* _What is being asked_
Filter out everything except lines holding "disponibilité".

====================

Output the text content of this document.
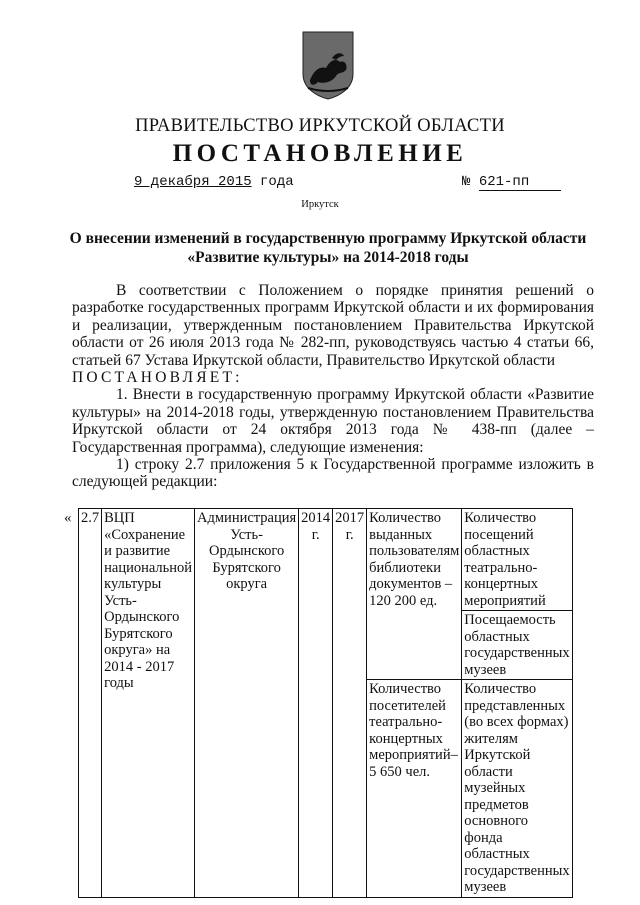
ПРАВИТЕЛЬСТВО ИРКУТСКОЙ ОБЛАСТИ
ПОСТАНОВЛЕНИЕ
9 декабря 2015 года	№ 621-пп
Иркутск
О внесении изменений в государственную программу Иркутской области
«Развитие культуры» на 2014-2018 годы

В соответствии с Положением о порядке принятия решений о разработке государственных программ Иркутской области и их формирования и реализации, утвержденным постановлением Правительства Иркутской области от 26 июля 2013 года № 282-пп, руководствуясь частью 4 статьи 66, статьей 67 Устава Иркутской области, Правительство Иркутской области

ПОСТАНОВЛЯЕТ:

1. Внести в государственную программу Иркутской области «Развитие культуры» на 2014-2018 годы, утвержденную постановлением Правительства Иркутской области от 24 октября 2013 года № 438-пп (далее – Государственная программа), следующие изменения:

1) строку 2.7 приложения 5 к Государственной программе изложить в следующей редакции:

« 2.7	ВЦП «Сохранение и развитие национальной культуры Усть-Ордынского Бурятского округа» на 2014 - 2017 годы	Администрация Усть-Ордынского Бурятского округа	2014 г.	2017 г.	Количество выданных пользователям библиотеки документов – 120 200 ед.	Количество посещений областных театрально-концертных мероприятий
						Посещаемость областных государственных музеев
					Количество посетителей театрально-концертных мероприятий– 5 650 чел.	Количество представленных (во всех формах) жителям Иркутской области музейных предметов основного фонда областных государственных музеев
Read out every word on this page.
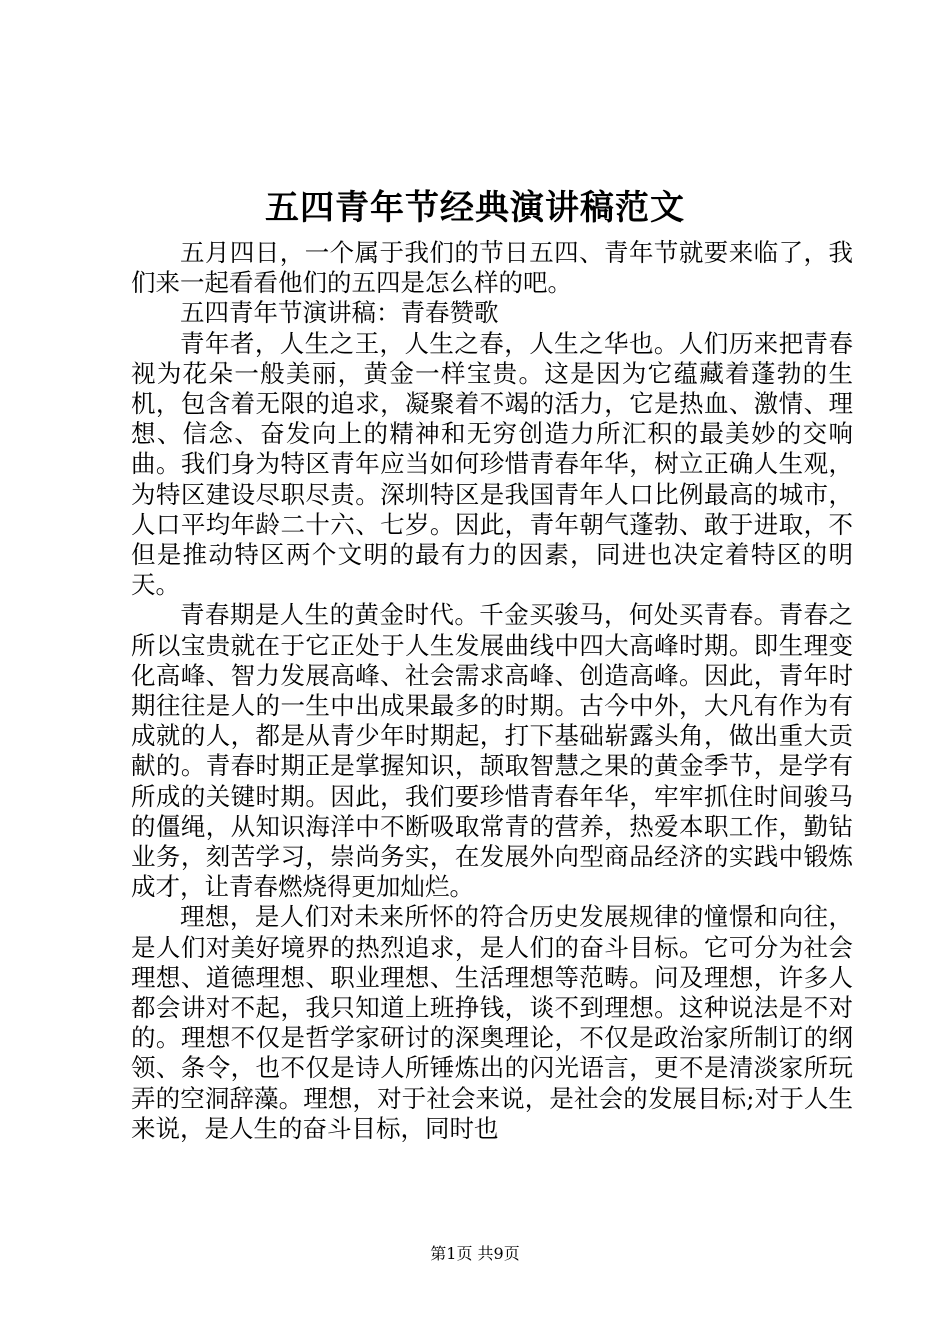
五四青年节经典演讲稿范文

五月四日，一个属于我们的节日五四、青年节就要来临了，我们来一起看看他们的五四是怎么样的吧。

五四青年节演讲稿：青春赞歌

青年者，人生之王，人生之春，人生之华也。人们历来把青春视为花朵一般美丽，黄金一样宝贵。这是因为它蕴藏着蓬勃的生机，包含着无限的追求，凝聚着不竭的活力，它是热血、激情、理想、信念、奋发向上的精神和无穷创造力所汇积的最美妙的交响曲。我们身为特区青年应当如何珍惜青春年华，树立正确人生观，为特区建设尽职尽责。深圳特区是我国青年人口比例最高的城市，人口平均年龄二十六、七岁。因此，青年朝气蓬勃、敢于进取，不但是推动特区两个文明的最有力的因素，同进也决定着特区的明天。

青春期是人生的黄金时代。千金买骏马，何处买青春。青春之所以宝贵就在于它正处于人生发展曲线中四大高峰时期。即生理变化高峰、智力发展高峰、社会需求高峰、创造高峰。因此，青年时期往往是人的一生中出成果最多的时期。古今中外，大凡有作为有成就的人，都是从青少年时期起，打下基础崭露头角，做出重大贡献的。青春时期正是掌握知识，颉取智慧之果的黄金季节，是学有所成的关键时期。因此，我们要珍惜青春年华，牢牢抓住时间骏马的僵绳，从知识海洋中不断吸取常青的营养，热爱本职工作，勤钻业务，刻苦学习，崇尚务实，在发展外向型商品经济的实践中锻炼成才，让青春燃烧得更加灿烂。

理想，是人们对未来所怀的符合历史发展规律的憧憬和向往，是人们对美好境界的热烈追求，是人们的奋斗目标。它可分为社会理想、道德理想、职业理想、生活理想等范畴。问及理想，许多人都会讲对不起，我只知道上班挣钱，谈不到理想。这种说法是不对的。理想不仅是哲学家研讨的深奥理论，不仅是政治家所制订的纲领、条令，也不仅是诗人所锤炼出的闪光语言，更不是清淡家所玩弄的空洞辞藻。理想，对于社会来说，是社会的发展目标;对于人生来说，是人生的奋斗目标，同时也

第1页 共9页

====================

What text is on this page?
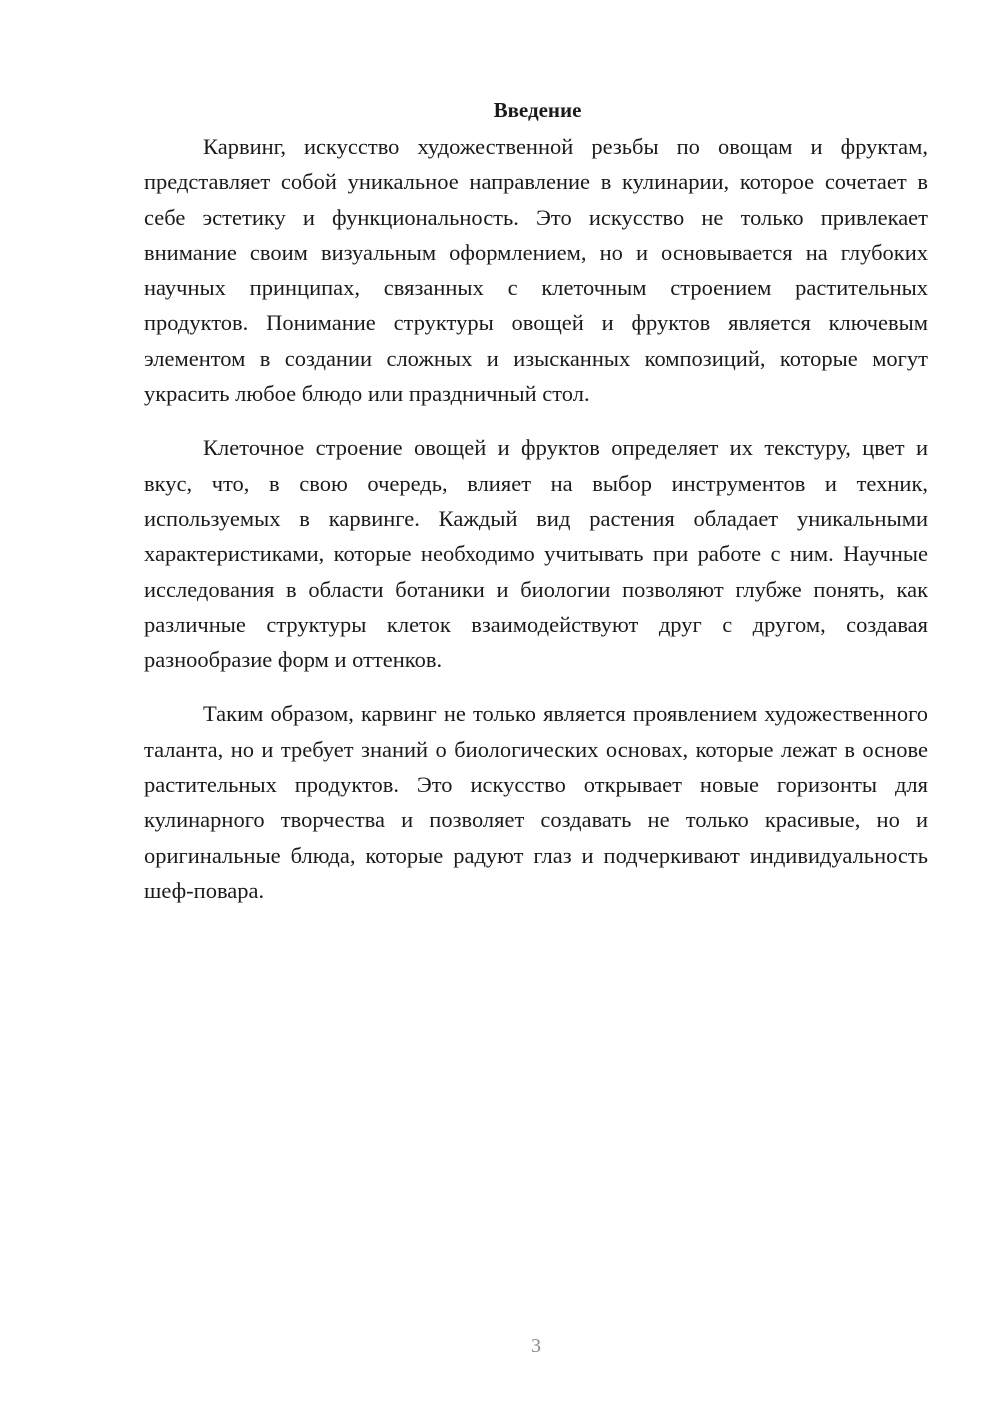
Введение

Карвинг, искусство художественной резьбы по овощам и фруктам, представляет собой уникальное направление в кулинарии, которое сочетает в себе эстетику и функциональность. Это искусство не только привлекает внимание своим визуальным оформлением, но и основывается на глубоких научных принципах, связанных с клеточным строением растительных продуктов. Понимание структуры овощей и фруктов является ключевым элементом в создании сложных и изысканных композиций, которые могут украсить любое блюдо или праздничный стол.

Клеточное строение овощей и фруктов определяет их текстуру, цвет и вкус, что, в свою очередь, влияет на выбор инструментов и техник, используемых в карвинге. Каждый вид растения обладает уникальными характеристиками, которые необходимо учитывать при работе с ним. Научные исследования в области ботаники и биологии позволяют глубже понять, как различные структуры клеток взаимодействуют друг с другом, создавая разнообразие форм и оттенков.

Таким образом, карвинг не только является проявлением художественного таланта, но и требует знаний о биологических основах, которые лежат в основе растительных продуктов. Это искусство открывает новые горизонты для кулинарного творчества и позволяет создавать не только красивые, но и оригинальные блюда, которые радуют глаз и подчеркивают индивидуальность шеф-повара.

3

====================

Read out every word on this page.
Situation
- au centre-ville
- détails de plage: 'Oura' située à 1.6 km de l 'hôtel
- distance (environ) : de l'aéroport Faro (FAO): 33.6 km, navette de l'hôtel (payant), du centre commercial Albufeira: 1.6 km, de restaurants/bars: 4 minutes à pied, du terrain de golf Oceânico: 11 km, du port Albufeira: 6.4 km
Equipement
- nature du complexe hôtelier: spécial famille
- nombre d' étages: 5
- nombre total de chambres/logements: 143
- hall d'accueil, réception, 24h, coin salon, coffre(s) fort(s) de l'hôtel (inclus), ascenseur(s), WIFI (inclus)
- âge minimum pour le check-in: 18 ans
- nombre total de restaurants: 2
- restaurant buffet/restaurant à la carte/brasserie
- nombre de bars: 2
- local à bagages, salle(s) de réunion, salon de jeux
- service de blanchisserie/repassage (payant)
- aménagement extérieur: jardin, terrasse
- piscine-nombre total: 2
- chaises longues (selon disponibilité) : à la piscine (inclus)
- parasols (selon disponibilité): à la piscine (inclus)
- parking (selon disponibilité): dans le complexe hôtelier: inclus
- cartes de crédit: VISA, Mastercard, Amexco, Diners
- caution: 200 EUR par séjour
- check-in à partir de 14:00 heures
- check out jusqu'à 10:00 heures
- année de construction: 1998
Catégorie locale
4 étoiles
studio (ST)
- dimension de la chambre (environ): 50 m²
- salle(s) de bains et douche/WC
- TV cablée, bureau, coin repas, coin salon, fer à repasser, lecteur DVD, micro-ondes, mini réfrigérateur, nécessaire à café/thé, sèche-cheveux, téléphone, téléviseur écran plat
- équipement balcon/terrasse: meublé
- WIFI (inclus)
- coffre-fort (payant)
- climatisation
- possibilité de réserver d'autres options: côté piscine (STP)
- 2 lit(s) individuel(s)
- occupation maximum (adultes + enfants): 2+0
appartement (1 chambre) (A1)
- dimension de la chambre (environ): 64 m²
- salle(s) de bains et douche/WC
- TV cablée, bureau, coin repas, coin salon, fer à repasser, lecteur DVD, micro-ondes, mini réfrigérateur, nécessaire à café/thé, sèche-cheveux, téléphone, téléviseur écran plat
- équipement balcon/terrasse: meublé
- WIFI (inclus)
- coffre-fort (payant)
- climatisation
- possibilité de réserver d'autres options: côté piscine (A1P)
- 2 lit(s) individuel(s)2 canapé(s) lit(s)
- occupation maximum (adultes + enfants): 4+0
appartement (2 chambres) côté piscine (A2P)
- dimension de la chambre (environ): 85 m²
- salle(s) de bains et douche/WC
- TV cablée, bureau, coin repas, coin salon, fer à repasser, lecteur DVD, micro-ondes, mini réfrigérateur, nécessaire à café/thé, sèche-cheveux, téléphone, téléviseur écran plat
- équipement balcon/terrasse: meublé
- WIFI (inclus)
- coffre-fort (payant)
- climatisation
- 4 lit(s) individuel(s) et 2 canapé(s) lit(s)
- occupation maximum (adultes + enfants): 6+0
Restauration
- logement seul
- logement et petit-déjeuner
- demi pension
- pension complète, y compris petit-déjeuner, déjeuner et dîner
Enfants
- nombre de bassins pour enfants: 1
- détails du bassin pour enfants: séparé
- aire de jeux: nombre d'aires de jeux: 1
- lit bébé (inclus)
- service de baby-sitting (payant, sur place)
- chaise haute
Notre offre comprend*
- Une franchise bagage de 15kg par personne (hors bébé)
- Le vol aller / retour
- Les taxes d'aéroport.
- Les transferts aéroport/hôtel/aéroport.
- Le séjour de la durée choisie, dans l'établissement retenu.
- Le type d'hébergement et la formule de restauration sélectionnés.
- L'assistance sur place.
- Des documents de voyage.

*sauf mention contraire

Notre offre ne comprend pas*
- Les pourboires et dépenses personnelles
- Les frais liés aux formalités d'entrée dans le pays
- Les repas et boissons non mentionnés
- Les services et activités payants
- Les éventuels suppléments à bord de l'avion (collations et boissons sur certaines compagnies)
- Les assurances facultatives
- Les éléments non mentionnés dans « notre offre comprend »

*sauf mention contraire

====================

* _Response_
- chaises longues (selon disponibilité) : à la piscine (inclus)
- parasols (selon disponibilité): à la piscine (inclus)
- parking (selon disponibilité): dans le complexe hôtelier: inclus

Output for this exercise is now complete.